Layout records
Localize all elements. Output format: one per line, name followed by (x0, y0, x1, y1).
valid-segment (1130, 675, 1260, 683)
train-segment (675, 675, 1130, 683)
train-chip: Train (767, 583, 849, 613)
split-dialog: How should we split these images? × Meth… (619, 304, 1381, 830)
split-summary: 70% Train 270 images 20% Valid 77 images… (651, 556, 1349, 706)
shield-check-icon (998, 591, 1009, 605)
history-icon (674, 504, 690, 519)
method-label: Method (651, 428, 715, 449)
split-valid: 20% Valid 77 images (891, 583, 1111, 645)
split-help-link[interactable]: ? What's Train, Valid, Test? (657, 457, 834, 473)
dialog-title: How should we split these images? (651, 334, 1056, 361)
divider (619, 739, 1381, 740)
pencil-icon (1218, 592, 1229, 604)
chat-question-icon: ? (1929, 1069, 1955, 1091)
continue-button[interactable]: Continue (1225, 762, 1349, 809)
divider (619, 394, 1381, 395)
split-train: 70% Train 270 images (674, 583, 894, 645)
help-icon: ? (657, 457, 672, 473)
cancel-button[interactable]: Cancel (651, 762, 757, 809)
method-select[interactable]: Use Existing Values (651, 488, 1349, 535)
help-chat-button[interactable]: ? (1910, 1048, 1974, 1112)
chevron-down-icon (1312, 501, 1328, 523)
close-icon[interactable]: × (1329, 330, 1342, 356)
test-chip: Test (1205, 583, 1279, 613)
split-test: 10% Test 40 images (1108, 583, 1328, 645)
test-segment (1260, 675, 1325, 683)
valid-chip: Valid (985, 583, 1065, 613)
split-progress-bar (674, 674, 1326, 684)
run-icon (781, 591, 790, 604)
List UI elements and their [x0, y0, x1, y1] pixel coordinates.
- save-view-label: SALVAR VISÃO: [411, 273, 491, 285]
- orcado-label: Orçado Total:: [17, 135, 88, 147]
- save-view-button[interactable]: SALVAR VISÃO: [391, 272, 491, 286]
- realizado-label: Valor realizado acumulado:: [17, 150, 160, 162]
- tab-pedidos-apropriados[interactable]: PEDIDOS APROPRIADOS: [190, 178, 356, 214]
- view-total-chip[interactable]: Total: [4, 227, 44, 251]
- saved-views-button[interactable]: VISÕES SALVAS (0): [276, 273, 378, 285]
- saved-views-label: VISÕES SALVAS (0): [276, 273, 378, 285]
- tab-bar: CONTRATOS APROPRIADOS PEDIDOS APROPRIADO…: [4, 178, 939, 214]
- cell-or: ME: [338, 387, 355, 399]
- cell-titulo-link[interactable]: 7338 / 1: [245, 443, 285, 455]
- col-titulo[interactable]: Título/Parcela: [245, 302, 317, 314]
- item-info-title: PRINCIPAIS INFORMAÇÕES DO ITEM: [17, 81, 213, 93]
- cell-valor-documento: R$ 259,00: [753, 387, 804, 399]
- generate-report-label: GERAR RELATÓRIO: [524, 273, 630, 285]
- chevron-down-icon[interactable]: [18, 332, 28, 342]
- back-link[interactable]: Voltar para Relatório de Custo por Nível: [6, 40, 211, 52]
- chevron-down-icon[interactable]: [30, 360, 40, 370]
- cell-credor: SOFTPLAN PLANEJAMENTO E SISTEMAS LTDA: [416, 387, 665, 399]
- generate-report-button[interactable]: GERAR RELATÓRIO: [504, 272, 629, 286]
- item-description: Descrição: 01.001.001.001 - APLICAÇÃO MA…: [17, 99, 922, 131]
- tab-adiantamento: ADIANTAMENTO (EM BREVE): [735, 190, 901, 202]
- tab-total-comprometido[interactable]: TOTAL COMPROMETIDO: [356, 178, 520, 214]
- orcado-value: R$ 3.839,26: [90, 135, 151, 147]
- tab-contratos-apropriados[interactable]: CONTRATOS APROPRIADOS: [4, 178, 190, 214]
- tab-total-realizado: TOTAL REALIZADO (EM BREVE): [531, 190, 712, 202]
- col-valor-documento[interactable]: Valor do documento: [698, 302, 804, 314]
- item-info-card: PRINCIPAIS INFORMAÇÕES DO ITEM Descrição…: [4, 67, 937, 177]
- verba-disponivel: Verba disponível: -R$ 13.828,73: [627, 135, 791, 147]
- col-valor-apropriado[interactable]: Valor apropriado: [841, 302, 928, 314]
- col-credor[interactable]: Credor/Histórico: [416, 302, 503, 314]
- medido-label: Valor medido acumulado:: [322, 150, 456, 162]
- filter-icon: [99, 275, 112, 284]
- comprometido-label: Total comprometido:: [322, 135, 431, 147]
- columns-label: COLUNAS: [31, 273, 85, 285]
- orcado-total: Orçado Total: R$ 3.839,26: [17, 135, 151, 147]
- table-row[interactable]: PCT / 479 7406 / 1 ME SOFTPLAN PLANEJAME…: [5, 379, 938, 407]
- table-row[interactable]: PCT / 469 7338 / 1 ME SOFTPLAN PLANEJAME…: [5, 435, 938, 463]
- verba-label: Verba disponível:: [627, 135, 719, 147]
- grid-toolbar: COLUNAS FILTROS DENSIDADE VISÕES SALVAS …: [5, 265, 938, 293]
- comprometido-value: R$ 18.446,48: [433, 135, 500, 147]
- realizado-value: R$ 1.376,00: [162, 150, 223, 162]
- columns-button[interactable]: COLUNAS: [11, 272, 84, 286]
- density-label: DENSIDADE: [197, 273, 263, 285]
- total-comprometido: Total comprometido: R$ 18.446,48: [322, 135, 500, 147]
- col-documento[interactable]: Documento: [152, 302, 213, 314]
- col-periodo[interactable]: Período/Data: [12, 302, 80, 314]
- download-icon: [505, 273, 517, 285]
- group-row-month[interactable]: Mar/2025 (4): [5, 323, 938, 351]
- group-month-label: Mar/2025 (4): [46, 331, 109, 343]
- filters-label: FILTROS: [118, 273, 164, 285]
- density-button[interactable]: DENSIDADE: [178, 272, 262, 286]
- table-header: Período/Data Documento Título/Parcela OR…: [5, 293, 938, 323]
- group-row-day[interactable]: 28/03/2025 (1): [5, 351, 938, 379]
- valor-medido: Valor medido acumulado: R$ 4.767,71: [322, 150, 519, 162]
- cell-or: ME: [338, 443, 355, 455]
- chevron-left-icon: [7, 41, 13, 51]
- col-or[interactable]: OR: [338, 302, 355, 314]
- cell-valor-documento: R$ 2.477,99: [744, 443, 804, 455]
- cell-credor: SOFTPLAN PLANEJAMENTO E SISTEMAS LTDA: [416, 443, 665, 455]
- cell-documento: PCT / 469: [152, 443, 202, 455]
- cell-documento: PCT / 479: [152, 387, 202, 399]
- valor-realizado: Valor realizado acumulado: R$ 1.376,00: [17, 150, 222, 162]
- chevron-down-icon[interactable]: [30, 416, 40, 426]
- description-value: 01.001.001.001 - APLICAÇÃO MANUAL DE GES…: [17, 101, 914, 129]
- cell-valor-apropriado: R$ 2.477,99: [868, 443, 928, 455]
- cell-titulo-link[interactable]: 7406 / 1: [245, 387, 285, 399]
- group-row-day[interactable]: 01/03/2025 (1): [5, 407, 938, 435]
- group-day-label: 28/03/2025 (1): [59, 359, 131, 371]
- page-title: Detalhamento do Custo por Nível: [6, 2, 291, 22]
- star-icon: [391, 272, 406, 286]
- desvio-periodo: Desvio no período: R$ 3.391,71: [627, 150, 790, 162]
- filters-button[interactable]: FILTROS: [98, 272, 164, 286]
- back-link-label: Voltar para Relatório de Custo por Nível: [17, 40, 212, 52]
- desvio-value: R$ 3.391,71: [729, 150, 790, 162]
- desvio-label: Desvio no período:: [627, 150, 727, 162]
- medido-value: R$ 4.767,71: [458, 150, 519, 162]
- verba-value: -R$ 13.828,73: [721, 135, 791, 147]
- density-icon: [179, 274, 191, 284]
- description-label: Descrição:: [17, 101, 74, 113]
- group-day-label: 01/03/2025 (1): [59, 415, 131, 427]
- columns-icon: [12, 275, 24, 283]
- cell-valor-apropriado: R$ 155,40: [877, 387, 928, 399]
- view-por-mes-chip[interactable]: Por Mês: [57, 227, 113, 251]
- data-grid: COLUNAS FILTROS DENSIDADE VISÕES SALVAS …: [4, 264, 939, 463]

--- WRITTEN TASK ---
Rewrite everything from the start of the rows down to the line containing "List UI elements", swapping "divider" for "separator" and leaving all else unchanged.

--- COMPLETE OUTPUT ---
Localize all elements. Output format: one per line, name followed by (x0, y0, x1, y1).
valid-segment (1130, 675, 1260, 683)
train-segment (675, 675, 1130, 683)
train-chip: Train (767, 583, 849, 613)
split-dialog: How should we split these images? × Meth… (619, 304, 1381, 830)
split-summary: 70% Train 270 images 20% Valid 77 images… (651, 556, 1349, 706)
shield-check-icon (998, 591, 1009, 605)
history-icon (674, 504, 690, 519)
method-label: Method (651, 428, 715, 449)
split-valid: 20% Valid 77 images (891, 583, 1111, 645)
split-help-link[interactable]: ? What's Train, Valid, Test? (657, 457, 834, 473)
dialog-title: How should we split these images? (651, 334, 1056, 361)
separator (619, 739, 1381, 740)
pencil-icon (1218, 592, 1229, 604)
chat-question-icon: ? (1929, 1069, 1955, 1091)
continue-button[interactable]: Continue (1225, 762, 1349, 809)
separator (619, 394, 1381, 395)
split-train: 70% Train 270 images (674, 583, 894, 645)
help-icon: ? (657, 457, 672, 473)
cancel-button[interactable]: Cancel (651, 762, 757, 809)
method-select[interactable]: Use Existing Values (651, 488, 1349, 535)
help-chat-button[interactable]: ? (1910, 1048, 1974, 1112)
chevron-down-icon (1312, 501, 1328, 523)
close-icon[interactable]: × (1329, 330, 1342, 356)
test-chip: Test (1205, 583, 1279, 613)
split-test: 10% Test 40 images (1108, 583, 1328, 645)
test-segment (1260, 675, 1325, 683)
valid-chip: Valid (985, 583, 1065, 613)
split-progress-bar (674, 674, 1326, 684)
run-icon (781, 591, 790, 604)
List UI elements and their [x0, y0, x1, y1] pixel coordinates.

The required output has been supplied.